:: Provided material ::

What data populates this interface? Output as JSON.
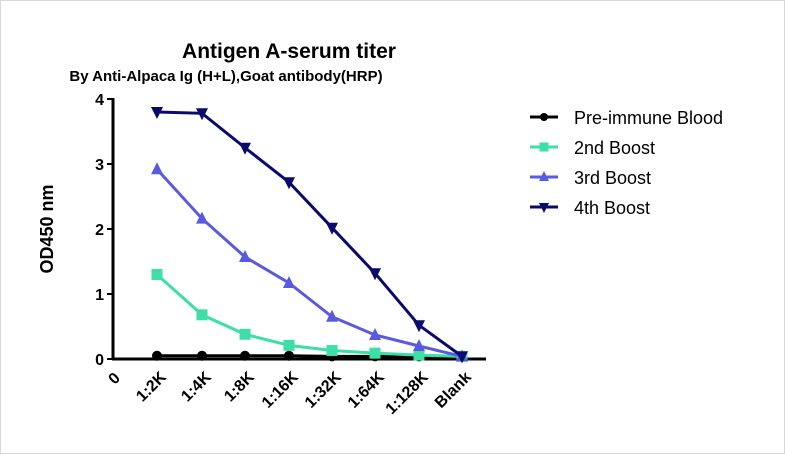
{
  "chart_data": {
    "type": "line",
    "title": "Antigen A-serum titer",
    "subtitle": "By Anti-Alpaca Ig (H+L),Goat antibody(HRP)",
    "xlabel": "",
    "ylabel": "OD450 nm",
    "ylim": [
      0,
      4
    ],
    "yticks": [
      "0",
      "1",
      "2",
      "3",
      "4"
    ],
    "x_origin_label": "0",
    "categories": [
      "1:2K",
      "1:4K",
      "1:8K",
      "1:16K",
      "1:32K",
      "1:64K",
      "1:128K",
      "Blank"
    ],
    "grid": false,
    "legend_position": "right",
    "series": [
      {
        "name": "Pre-immune Blood",
        "marker": "circle",
        "color": "#000000",
        "values": [
          0.05,
          0.05,
          0.05,
          0.05,
          0.04,
          0.04,
          0.04,
          0.04
        ]
      },
      {
        "name": "2nd Boost",
        "marker": "square",
        "color": "#3ddfa6",
        "values": [
          1.3,
          0.68,
          0.38,
          0.21,
          0.13,
          0.09,
          0.06,
          0.04
        ]
      },
      {
        "name": "3rd Boost",
        "marker": "triangle-up",
        "color": "#5a5ae0",
        "values": [
          2.92,
          2.16,
          1.57,
          1.17,
          0.65,
          0.37,
          0.2,
          0.04
        ]
      },
      {
        "name": "4th Boost",
        "marker": "triangle-down",
        "color": "#0a0a6e",
        "values": [
          3.8,
          3.78,
          3.25,
          2.72,
          2.02,
          1.32,
          0.52,
          0.04
        ]
      }
    ]
  }
}
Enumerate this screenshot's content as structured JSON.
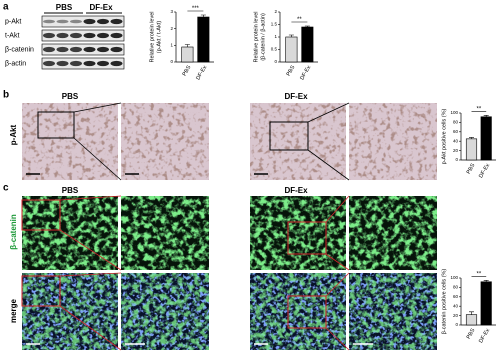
{
  "panel_labels": [
    "a",
    "b",
    "c"
  ],
  "blot": {
    "columns": [
      "PBS",
      "DF-Ex"
    ],
    "rows": [
      "p-Akt",
      "t-Akt",
      "β-catenin",
      "β-actin"
    ]
  },
  "panel_b": {
    "columns": [
      "PBS",
      "DF-Ex"
    ],
    "row": "p-Akt"
  },
  "panel_c": {
    "columns": [
      "PBS",
      "DF-Ex"
    ],
    "rows": [
      "β-catenin",
      "merge"
    ]
  },
  "chart_data": [
    {
      "type": "bar",
      "ylabel": [
        "Relative protein level",
        "(p-Akt / t-Akt)"
      ],
      "categories": [
        "PBS",
        "DF-Ex"
      ],
      "values": [
        0.9,
        2.7
      ],
      "errors": [
        0.15,
        0.12
      ],
      "colors": [
        "#d9d9d9",
        "#000000"
      ],
      "ylim": [
        0,
        3
      ],
      "yticks": [
        0,
        1,
        2,
        3
      ],
      "significance": "***"
    },
    {
      "type": "bar",
      "ylabel": [
        "Relative protein level",
        "(β-catenin / β-actin)"
      ],
      "categories": [
        "PBS",
        "DF-Ex"
      ],
      "values": [
        1.0,
        1.4
      ],
      "errors": [
        0.08,
        0.04
      ],
      "colors": [
        "#d9d9d9",
        "#000000"
      ],
      "ylim": [
        0,
        2
      ],
      "yticks": [
        0,
        0.5,
        1,
        1.5,
        2
      ],
      "significance": "**"
    },
    {
      "type": "bar",
      "ylabel": [
        "p-Akt positive cells (%)"
      ],
      "categories": [
        "PBS",
        "DF-Ex"
      ],
      "values": [
        45,
        92
      ],
      "errors": [
        3,
        3
      ],
      "colors": [
        "#d9d9d9",
        "#000000"
      ],
      "ylim": [
        0,
        100
      ],
      "yticks": [
        0,
        20,
        40,
        60,
        80,
        100
      ],
      "significance": "**"
    },
    {
      "type": "bar",
      "ylabel": [
        "β-catenin positive cells (%)"
      ],
      "categories": [
        "PBS",
        "DF-Ex"
      ],
      "values": [
        22,
        92
      ],
      "errors": [
        6,
        3
      ],
      "colors": [
        "#d9d9d9",
        "#000000"
      ],
      "ylim": [
        0,
        100
      ],
      "yticks": [
        0,
        20,
        40,
        60,
        80,
        100
      ],
      "significance": "**"
    }
  ]
}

:::

Please retype every entry above exactly, leaving out any picture.

What data populates this interface? Output as JSON.
{
  "chart_data": {
    "type": "line",
    "title": "Antigen A-serum titer",
    "subtitle": "By Anti-Alpaca Ig (H+L),Goat antibody(HRP)",
    "xlabel": "",
    "ylabel": "OD450 nm",
    "ylim": [
      0,
      4
    ],
    "yticks": [
      "0",
      "1",
      "2",
      "3",
      "4"
    ],
    "x_origin_label": "0",
    "categories": [
      "1:2K",
      "1:4K",
      "1:8K",
      "1:16K",
      "1:32K",
      "1:64K",
      "1:128K",
      "Blank"
    ],
    "grid": false,
    "legend_position": "right",
    "series": [
      {
        "name": "Pre-immune Blood",
        "marker": "circle",
        "color": "#000000",
        "values": [
          0.05,
          0.05,
          0.05,
          0.05,
          0.04,
          0.04,
          0.04,
          0.04
        ]
      },
      {
        "name": "2nd Boost",
        "marker": "square",
        "color": "#3ddfa6",
        "values": [
          1.3,
          0.68,
          0.38,
          0.21,
          0.13,
          0.09,
          0.06,
          0.04
        ]
      },
      {
        "name": "3rd Boost",
        "marker": "triangle-up",
        "color": "#5a5ae0",
        "values": [
          2.92,
          2.16,
          1.57,
          1.17,
          0.65,
          0.37,
          0.2,
          0.04
        ]
      },
      {
        "name": "4th Boost",
        "marker": "triangle-down",
        "color": "#0a0a6e",
        "values": [
          3.8,
          3.78,
          3.25,
          2.72,
          2.02,
          1.32,
          0.52,
          0.04
        ]
      }
    ]
  }
}
Enumerate this screenshot's content as structured JSON.
{
  "panel_labels": [
    "a",
    "b",
    "c"
  ],
  "blot": {
    "columns": [
      "PBS",
      "DF-Ex"
    ],
    "rows": [
      "p-Akt",
      "t-Akt",
      "β-catenin",
      "β-actin"
    ]
  },
  "panel_b": {
    "columns": [
      "PBS",
      "DF-Ex"
    ],
    "row": "p-Akt"
  },
  "panel_c": {
    "columns": [
      "PBS",
      "DF-Ex"
    ],
    "rows": [
      "β-catenin",
      "merge"
    ]
  },
  "chart_data": [
    {
      "type": "bar",
      "ylabel": [
        "Relative protein level",
        "(p-Akt / t-Akt)"
      ],
      "categories": [
        "PBS",
        "DF-Ex"
      ],
      "values": [
        0.9,
        2.7
      ],
      "errors": [
        0.15,
        0.12
      ],
      "colors": [
        "#d9d9d9",
        "#000000"
      ],
      "ylim": [
        0,
        3
      ],
      "yticks": [
        0,
        1,
        2,
        3
      ],
      "significance": "***"
    },
    {
      "type": "bar",
      "ylabel": [
        "Relative protein level",
        "(β-catenin / β-actin)"
      ],
      "categories": [
        "PBS",
        "DF-Ex"
      ],
      "values": [
        1.0,
        1.4
      ],
      "errors": [
        0.08,
        0.04
      ],
      "colors": [
        "#d9d9d9",
        "#000000"
      ],
      "ylim": [
        0,
        2
      ],
      "yticks": [
        0,
        0.5,
        1,
        1.5,
        2
      ],
      "significance": "**"
    },
    {
      "type": "bar",
      "ylabel": [
        "p-Akt positive cells (%)"
      ],
      "categories": [
        "PBS",
        "DF-Ex"
      ],
      "values": [
        45,
        92
      ],
      "errors": [
        3,
        3
      ],
      "colors": [
        "#d9d9d9",
        "#000000"
      ],
      "ylim": [
        0,
        100
      ],
      "yticks": [
        0,
        20,
        40,
        60,
        80,
        100
      ],
      "significance": "**"
    },
    {
      "type": "bar",
      "ylabel": [
        "β-catenin positive cells (%)"
      ],
      "categories": [
        "PBS",
        "DF-Ex"
      ],
      "values": [
        22,
        92
      ],
      "errors": [
        6,
        3
      ],
      "colors": [
        "#d9d9d9",
        "#000000"
      ],
      "ylim": [
        0,
        100
      ],
      "yticks": [
        0,
        20,
        40,
        60,
        80,
        100
      ],
      "significance": "**"
    }
  ]
}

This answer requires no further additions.